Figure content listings
......
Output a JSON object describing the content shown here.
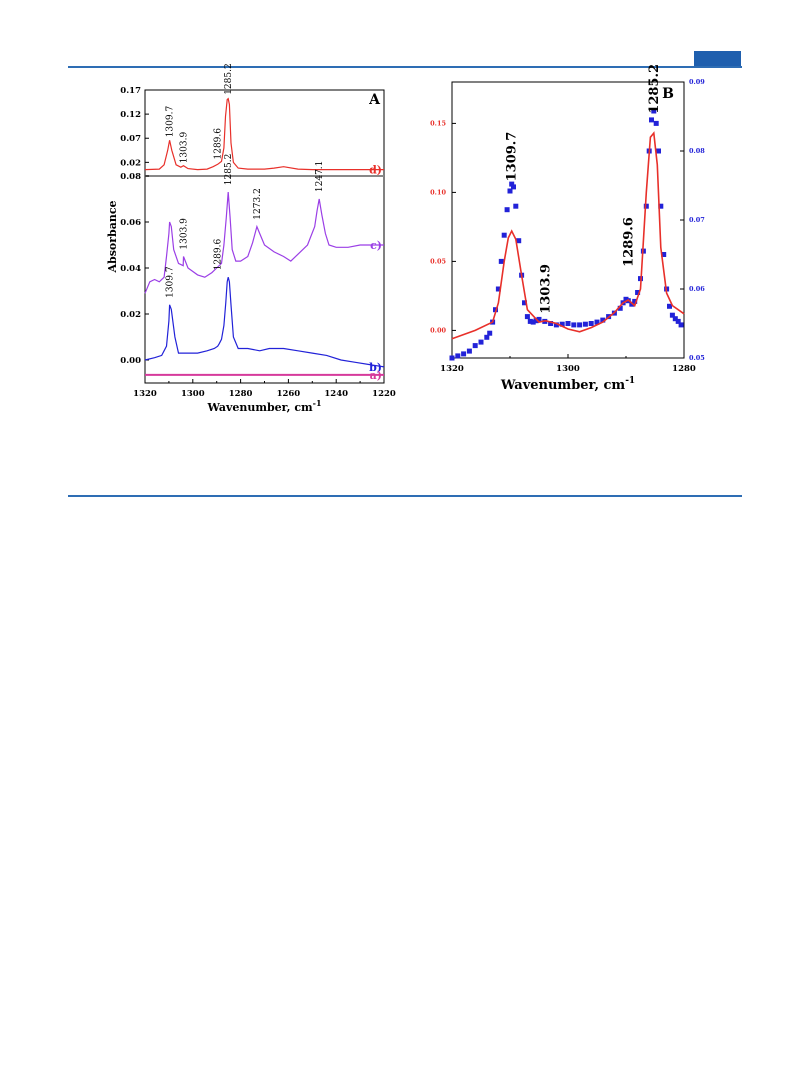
{
  "chart_data": [
    {
      "type": "line",
      "panel_label": "A",
      "xlabel": "Wavenumber, cm",
      "xlabel_sup": "-1",
      "ylabel": "Absorbance",
      "xlim": [
        1320,
        1220
      ],
      "x_ticks": [
        "1320",
        "1300",
        "1280",
        "1260",
        "1240",
        "1220"
      ],
      "upper_ylim": [
        0.0,
        0.17
      ],
      "upper_y_ticks": [
        "0.17",
        "0.12",
        "0.07",
        "0.02"
      ],
      "lower_ylim": [
        -0.01,
        0.08
      ],
      "lower_y_ticks": [
        "0.08",
        "0.06",
        "0.04",
        "0.02",
        "0.00"
      ],
      "series": [
        {
          "name": "d)",
          "color": "#e8302a",
          "panel": "upper",
          "x": [
            1320,
            1314,
            1312,
            1310.5,
            1309.7,
            1308.8,
            1307,
            1305,
            1303.9,
            1302,
            1298,
            1294,
            1291.5,
            1289.6,
            1288,
            1287,
            1286.3,
            1285.6,
            1285.2,
            1284.7,
            1284,
            1283,
            1281,
            1277,
            1270,
            1266,
            1262,
            1256,
            1250,
            1240,
            1230,
            1220
          ],
          "values": [
            0.005,
            0.006,
            0.015,
            0.045,
            0.066,
            0.045,
            0.015,
            0.01,
            0.013,
            0.007,
            0.005,
            0.006,
            0.011,
            0.016,
            0.022,
            0.05,
            0.115,
            0.15,
            0.152,
            0.14,
            0.06,
            0.02,
            0.008,
            0.006,
            0.006,
            0.008,
            0.011,
            0.006,
            0.005,
            0.005,
            0.005,
            0.005
          ]
        },
        {
          "name": "c)",
          "color": "#9b3fe6",
          "panel": "lower",
          "x": [
            1320,
            1318,
            1316,
            1314,
            1312,
            1311,
            1310,
            1309.7,
            1309,
            1308,
            1306,
            1304,
            1303.9,
            1302,
            1298,
            1295,
            1292,
            1290,
            1288,
            1287,
            1286,
            1285.2,
            1284.4,
            1283.5,
            1282,
            1280,
            1277,
            1275,
            1273.2,
            1272,
            1270,
            1266,
            1262,
            1259,
            1256,
            1252,
            1249,
            1248,
            1247.1,
            1246,
            1244.5,
            1243,
            1240,
            1235,
            1230,
            1225,
            1220
          ],
          "values": [
            0.029,
            0.034,
            0.035,
            0.034,
            0.036,
            0.045,
            0.055,
            0.06,
            0.058,
            0.048,
            0.042,
            0.041,
            0.045,
            0.04,
            0.037,
            0.036,
            0.038,
            0.04,
            0.042,
            0.05,
            0.062,
            0.073,
            0.062,
            0.048,
            0.043,
            0.043,
            0.045,
            0.051,
            0.058,
            0.055,
            0.05,
            0.047,
            0.045,
            0.043,
            0.046,
            0.05,
            0.058,
            0.065,
            0.07,
            0.063,
            0.055,
            0.05,
            0.049,
            0.049,
            0.05,
            0.05,
            0.05
          ]
        },
        {
          "name": "b)",
          "color": "#2222d8",
          "panel": "lower",
          "x": [
            1320,
            1316,
            1313,
            1311,
            1310,
            1309.7,
            1309,
            1307.5,
            1306,
            1303,
            1298,
            1294,
            1291,
            1289.6,
            1289,
            1288,
            1287,
            1286.2,
            1285.6,
            1285.2,
            1284.7,
            1284,
            1283,
            1281,
            1277,
            1272,
            1268,
            1262,
            1256,
            1250,
            1244,
            1238,
            1232,
            1226,
            1220
          ],
          "values": [
            0.0,
            0.001,
            0.002,
            0.006,
            0.017,
            0.024,
            0.022,
            0.01,
            0.003,
            0.003,
            0.003,
            0.004,
            0.005,
            0.006,
            0.007,
            0.009,
            0.015,
            0.025,
            0.034,
            0.036,
            0.034,
            0.024,
            0.01,
            0.005,
            0.005,
            0.004,
            0.005,
            0.005,
            0.004,
            0.003,
            0.002,
            0.0,
            -0.001,
            -0.002,
            -0.003
          ]
        },
        {
          "name": "a)",
          "color": "#d63a9b",
          "panel": "lower",
          "x": [
            1320,
            1220
          ],
          "values": [
            -0.0065,
            -0.0065
          ]
        }
      ],
      "peak_labels": [
        {
          "panel": "upper",
          "text": "1309.7",
          "x": 1309.7,
          "y": 0.072
        },
        {
          "panel": "upper",
          "text": "1303.9",
          "x": 1303.9,
          "y": 0.018
        },
        {
          "panel": "upper",
          "text": "1289.6",
          "x": 1289.6,
          "y": 0.026
        },
        {
          "panel": "upper",
          "text": "1285.2",
          "x": 1285.2,
          "y": 0.16
        },
        {
          "panel": "lower",
          "text": "1285.2",
          "x": 1285.2,
          "y": 0.076
        },
        {
          "panel": "lower",
          "text": "1273.2",
          "x": 1273.2,
          "y": 0.061
        },
        {
          "panel": "lower",
          "text": "1247.1",
          "x": 1247.1,
          "y": 0.073
        },
        {
          "panel": "lower",
          "text": "1303.9",
          "x": 1303.9,
          "y": 0.048
        },
        {
          "panel": "lower",
          "text": "1309.7",
          "x": 1309.7,
          "y": 0.027
        },
        {
          "panel": "lower",
          "text": "1289.6",
          "x": 1289.6,
          "y": 0.039
        }
      ]
    },
    {
      "type": "line",
      "panel_label": "B",
      "xlabel": "Wavenumber, cm",
      "xlabel_sup": "-1",
      "xlim": [
        1320,
        1280
      ],
      "x_ticks": [
        "1320",
        "1300",
        "1280"
      ],
      "y_left": {
        "lim": [
          -0.02,
          0.18
        ],
        "ticks": [
          "0.15",
          "0.10",
          "0.05",
          "0.00"
        ],
        "color": "#e8302a"
      },
      "y_right": {
        "lim": [
          0.05,
          0.09
        ],
        "ticks": [
          "0.09",
          "0.08",
          "0.07",
          "0.06",
          "0.05"
        ],
        "color": "#2222d8"
      },
      "series": [
        {
          "name": "",
          "color": "#e8302a",
          "axis": "left",
          "style": "line",
          "x": [
            1320,
            1316,
            1313,
            1312,
            1311,
            1310.3,
            1309.7,
            1309,
            1308,
            1307,
            1305,
            1303.9,
            1302,
            1300,
            1298,
            1296,
            1294,
            1292,
            1290.5,
            1289.6,
            1288.5,
            1287.5,
            1286.5,
            1285.8,
            1285.2,
            1284.6,
            1284,
            1283,
            1282,
            1281,
            1280
          ],
          "values": [
            -0.006,
            0.0,
            0.006,
            0.02,
            0.05,
            0.067,
            0.072,
            0.066,
            0.04,
            0.015,
            0.006,
            0.007,
            0.005,
            0.001,
            -0.001,
            0.002,
            0.006,
            0.013,
            0.02,
            0.022,
            0.018,
            0.03,
            0.1,
            0.14,
            0.143,
            0.12,
            0.06,
            0.027,
            0.018,
            0.015,
            0.012
          ]
        },
        {
          "name": "",
          "color": "#2222d8",
          "axis": "right",
          "style": "markers",
          "x": [
            1320,
            1319,
            1318,
            1317,
            1316,
            1315,
            1314,
            1313.5,
            1313,
            1312.5,
            1312,
            1311.5,
            1311,
            1310.5,
            1310,
            1309.7,
            1309.4,
            1309,
            1308.5,
            1308,
            1307.5,
            1307,
            1306.5,
            1306,
            1305.5,
            1305,
            1304,
            1303,
            1302,
            1301,
            1300,
            1299,
            1298,
            1297,
            1296,
            1295,
            1294,
            1293,
            1292,
            1291,
            1290.5,
            1290,
            1289.6,
            1289,
            1288.5,
            1288,
            1287.5,
            1287,
            1286.5,
            1286,
            1285.6,
            1285.2,
            1284.8,
            1284.4,
            1284,
            1283.5,
            1283,
            1282.5,
            1282,
            1281.5,
            1281,
            1280.5
          ],
          "values": [
            0.05,
            0.0503,
            0.0506,
            0.051,
            0.0518,
            0.0523,
            0.053,
            0.0536,
            0.0552,
            0.057,
            0.06,
            0.064,
            0.0678,
            0.0715,
            0.0742,
            0.0752,
            0.0748,
            0.072,
            0.067,
            0.062,
            0.058,
            0.056,
            0.0553,
            0.0552,
            0.0554,
            0.0556,
            0.0553,
            0.055,
            0.0548,
            0.0549,
            0.055,
            0.0548,
            0.0548,
            0.0549,
            0.055,
            0.0552,
            0.0555,
            0.056,
            0.0565,
            0.0572,
            0.058,
            0.0585,
            0.0583,
            0.0578,
            0.0582,
            0.0595,
            0.0615,
            0.0655,
            0.072,
            0.08,
            0.0845,
            0.0858,
            0.084,
            0.08,
            0.072,
            0.065,
            0.06,
            0.0575,
            0.0562,
            0.0557,
            0.0553,
            0.0548
          ]
        }
      ],
      "peak_labels": [
        {
          "text": "1309.7",
          "x": 1309.7,
          "y": 0.108
        },
        {
          "text": "1303.9",
          "x": 1303.9,
          "y": 0.012
        },
        {
          "text": "1289.6",
          "x": 1289.6,
          "y": 0.046
        },
        {
          "text": "1285.2",
          "x": 1285.2,
          "y": 0.157
        }
      ]
    }
  ]
}
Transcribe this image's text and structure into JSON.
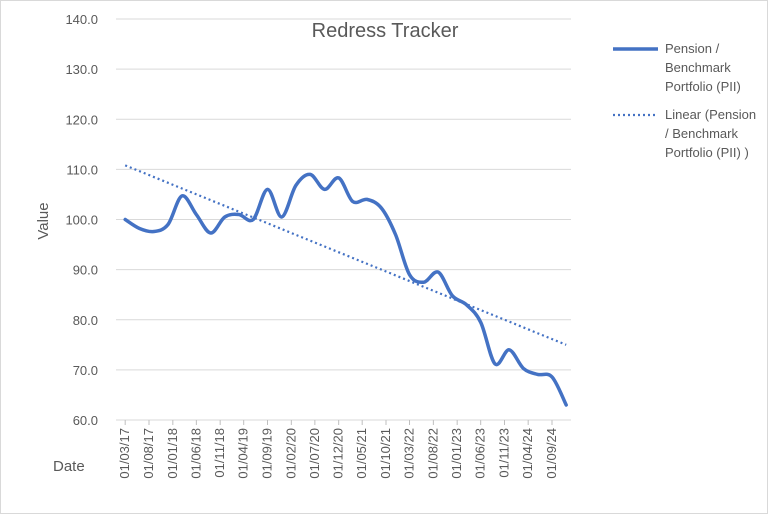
......
*Problem description*
Copy each line of the preceding data that contains the string "color".

*Written reply*
          "color": "#e8302a",
          "color": "#9b3fe6",
          "color": "#2222d8",
          "color": "#d63a9b",
        "color": "#e8302a"
        "color": "#2222d8"
          "color": "#e8302a",
          "color": "#2222d8",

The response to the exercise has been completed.